● **Source records**:

☆ ☆ ☆ ☆ ☆

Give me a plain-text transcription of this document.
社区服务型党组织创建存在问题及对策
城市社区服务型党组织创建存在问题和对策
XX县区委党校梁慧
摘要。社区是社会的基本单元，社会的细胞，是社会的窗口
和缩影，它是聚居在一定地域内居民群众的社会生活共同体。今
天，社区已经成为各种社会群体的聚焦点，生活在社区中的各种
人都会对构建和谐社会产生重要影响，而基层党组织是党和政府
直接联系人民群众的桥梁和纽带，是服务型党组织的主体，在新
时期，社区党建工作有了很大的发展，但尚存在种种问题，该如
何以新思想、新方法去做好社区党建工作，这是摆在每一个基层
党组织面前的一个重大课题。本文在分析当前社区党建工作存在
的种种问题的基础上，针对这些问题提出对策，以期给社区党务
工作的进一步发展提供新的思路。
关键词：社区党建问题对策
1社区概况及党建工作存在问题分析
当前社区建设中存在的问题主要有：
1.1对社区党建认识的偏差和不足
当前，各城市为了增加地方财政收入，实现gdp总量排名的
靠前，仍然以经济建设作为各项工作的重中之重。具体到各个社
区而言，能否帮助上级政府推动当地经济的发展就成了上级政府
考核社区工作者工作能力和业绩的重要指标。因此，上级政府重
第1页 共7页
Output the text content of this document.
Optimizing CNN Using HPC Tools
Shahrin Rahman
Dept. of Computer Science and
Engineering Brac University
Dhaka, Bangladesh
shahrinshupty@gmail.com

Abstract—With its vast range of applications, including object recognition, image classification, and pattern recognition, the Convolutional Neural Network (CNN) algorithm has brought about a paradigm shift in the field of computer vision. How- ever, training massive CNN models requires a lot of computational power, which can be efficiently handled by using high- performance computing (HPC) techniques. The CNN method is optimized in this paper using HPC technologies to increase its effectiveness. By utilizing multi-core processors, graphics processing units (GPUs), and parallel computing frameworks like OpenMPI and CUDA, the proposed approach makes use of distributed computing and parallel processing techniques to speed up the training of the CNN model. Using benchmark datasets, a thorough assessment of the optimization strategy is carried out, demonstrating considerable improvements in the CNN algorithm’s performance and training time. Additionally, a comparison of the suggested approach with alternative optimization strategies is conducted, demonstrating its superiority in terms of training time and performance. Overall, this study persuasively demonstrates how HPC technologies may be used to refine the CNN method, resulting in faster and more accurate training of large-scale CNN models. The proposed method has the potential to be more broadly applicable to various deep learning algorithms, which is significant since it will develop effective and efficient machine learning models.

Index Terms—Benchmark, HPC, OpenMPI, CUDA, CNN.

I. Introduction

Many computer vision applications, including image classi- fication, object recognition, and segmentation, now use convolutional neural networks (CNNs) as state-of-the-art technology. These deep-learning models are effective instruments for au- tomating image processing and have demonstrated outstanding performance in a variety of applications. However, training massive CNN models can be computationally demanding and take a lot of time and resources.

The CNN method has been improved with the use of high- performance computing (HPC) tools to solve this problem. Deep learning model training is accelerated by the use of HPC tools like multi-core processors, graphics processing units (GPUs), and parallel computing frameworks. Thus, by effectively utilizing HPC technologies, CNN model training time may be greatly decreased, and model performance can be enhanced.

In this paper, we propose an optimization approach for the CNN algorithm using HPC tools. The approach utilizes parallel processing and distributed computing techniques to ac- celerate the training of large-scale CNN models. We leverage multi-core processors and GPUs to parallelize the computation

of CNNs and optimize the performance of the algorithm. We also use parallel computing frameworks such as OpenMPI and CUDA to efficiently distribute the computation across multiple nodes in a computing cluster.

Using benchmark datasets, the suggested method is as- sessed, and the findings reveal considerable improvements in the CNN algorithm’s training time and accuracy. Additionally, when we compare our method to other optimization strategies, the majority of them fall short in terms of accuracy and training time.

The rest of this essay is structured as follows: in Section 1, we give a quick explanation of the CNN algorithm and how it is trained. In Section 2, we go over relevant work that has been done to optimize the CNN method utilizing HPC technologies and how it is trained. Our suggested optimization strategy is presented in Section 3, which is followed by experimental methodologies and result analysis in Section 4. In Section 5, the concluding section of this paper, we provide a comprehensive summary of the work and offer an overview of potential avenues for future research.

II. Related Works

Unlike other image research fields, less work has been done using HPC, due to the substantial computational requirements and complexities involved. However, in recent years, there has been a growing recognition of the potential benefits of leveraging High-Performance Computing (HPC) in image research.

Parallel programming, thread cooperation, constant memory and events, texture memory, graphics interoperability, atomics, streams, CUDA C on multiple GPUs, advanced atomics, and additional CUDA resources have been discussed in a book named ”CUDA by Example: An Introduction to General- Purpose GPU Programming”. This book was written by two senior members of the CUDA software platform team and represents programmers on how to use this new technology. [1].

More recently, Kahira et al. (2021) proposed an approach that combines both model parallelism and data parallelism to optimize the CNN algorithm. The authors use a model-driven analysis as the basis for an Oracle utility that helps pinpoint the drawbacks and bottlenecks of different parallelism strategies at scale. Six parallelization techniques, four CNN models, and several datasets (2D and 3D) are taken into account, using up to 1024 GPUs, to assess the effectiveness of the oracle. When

☆ ☆ ☆ ☆ ☆

● **Aim**: From the first line to the last, retype the data exactly.

● **Solution to this problem**:
Give me a plain-text transcription of this document.
社区服务型党组织创建存在问题及对策
城市社区服务型党组织创建存在问题和对策
XX县区委党校梁慧
摘要。社区是社会的基本单元，社会的细胞，是社会的窗口
和缩影，它是聚居在一定地域内居民群众的社会生活共同体。今
天，社区已经成为各种社会群体的聚焦点，生活在社区中的各种
人都会对构建和谐社会产生重要影响，而基层党组织是党和政府
直接联系人民群众的桥梁和纽带，是服务型党组织的主体，在新
时期，社区党建工作有了很大的发展，但尚存在种种问题，该如
何以新思想、新方法去做好社区党建工作，这是摆在每一个基层
党组织面前的一个重大课题。本文在分析当前社区党建工作存在
的种种问题的基础上，针对这些问题提出对策，以期给社区党务
工作的进一步发展提供新的思路。
关键词：社区党建问题对策
1社区概况及党建工作存在问题分析
当前社区建设中存在的问题主要有：
1.1对社区党建认识的偏差和不足
当前，各城市为了增加地方财政收入，实现gdp总量排名的
靠前，仍然以经济建设作为各项工作的重中之重。具体到各个社
区而言，能否帮助上级政府推动当地经济的发展就成了上级政府
考核社区工作者工作能力和业绩的重要指标。因此，上级政府重
第1页 共7页
Output the text content of this document.
Optimizing CNN Using HPC Tools
Shahrin Rahman
Dept. of Computer Science and
Engineering Brac University
Dhaka, Bangladesh
shahrinshupty@gmail.com

Abstract—With its vast range of applications, including object recognition, image classification, and pattern recognition, the Convolutional Neural Network (CNN) algorithm has brought about a paradigm shift in the field of computer vision. How- ever, training massive CNN models requires a lot of computational power, which can be efficiently handled by using high- performance computing (HPC) techniques. The CNN method is optimized in this paper using HPC technologies to increase its effectiveness. By utilizing multi-core processors, graphics processing units (GPUs), and parallel computing frameworks like OpenMPI and CUDA, the proposed approach makes use of distributed computing and parallel processing techniques to speed up the training of the CNN model. Using benchmark datasets, a thorough assessment of the optimization strategy is carried out, demonstrating considerable improvements in the CNN algorithm’s performance and training time. Additionally, a comparison of the suggested approach with alternative optimization strategies is conducted, demonstrating its superiority in terms of training time and performance. Overall, this study persuasively demonstrates how HPC technologies may be used to refine the CNN method, resulting in faster and more accurate training of large-scale CNN models. The proposed method has the potential to be more broadly applicable to various deep learning algorithms, which is significant since it will develop effective and efficient machine learning models.

Index Terms—Benchmark, HPC, OpenMPI, CUDA, CNN.

I. Introduction

Many computer vision applications, including image classi- fication, object recognition, and segmentation, now use convolutional neural networks (CNNs) as state-of-the-art technology. These deep-learning models are effective instruments for au- tomating image processing and have demonstrated outstanding performance in a variety of applications. However, training massive CNN models can be computationally demanding and take a lot of time and resources.

The CNN method has been improved with the use of high- performance computing (HPC) tools to solve this problem. Deep learning model training is accelerated by the use of HPC tools like multi-core processors, graphics processing units (GPUs), and parallel computing frameworks. Thus, by effectively utilizing HPC technologies, CNN model training time may be greatly decreased, and model performance can be enhanced.

In this paper, we propose an optimization approach for the CNN algorithm using HPC tools. The approach utilizes parallel processing and distributed computing techniques to ac- celerate the training of large-scale CNN models. We leverage multi-core processors and GPUs to parallelize the computation

of CNNs and optimize the performance of the algorithm. We also use parallel computing frameworks such as OpenMPI and CUDA to efficiently distribute the computation across multiple nodes in a computing cluster.

Using benchmark datasets, the suggested method is as- sessed, and the findings reveal considerable improvements in the CNN algorithm’s training time and accuracy. Additionally, when we compare our method to other optimization strategies, the majority of them fall short in terms of accuracy and training time.

The rest of this essay is structured as follows: in Section 1, we give a quick explanation of the CNN algorithm and how it is trained. In Section 2, we go over relevant work that has been done to optimize the CNN method utilizing HPC technologies and how it is trained. Our suggested optimization strategy is presented in Section 3, which is followed by experimental methodologies and result analysis in Section 4. In Section 5, the concluding section of this paper, we provide a comprehensive summary of the work and offer an overview of potential avenues for future research.

II. Related Works

Unlike other image research fields, less work has been done using HPC, due to the substantial computational requirements and complexities involved. However, in recent years, there has been a growing recognition of the potential benefits of leveraging High-Performance Computing (HPC) in image research.

Parallel programming, thread cooperation, constant memory and events, texture memory, graphics interoperability, atomics, streams, CUDA C on multiple GPUs, advanced atomics, and additional CUDA resources have been discussed in a book named ”CUDA by Example: An Introduction to General- Purpose GPU Programming”. This book was written by two senior members of the CUDA software platform team and represents programmers on how to use this new technology. [1].

More recently, Kahira et al. (2021) proposed an approach that combines both model parallelism and data parallelism to optimize the CNN algorithm. The authors use a model-driven analysis as the basis for an Oracle utility that helps pinpoint the drawbacks and bottlenecks of different parallelism strategies at scale. Six parallelization techniques, four CNN models, and several datasets (2D and 3D) are taken into account, using up to 1024 GPUs, to assess the effectiveness of the oracle. When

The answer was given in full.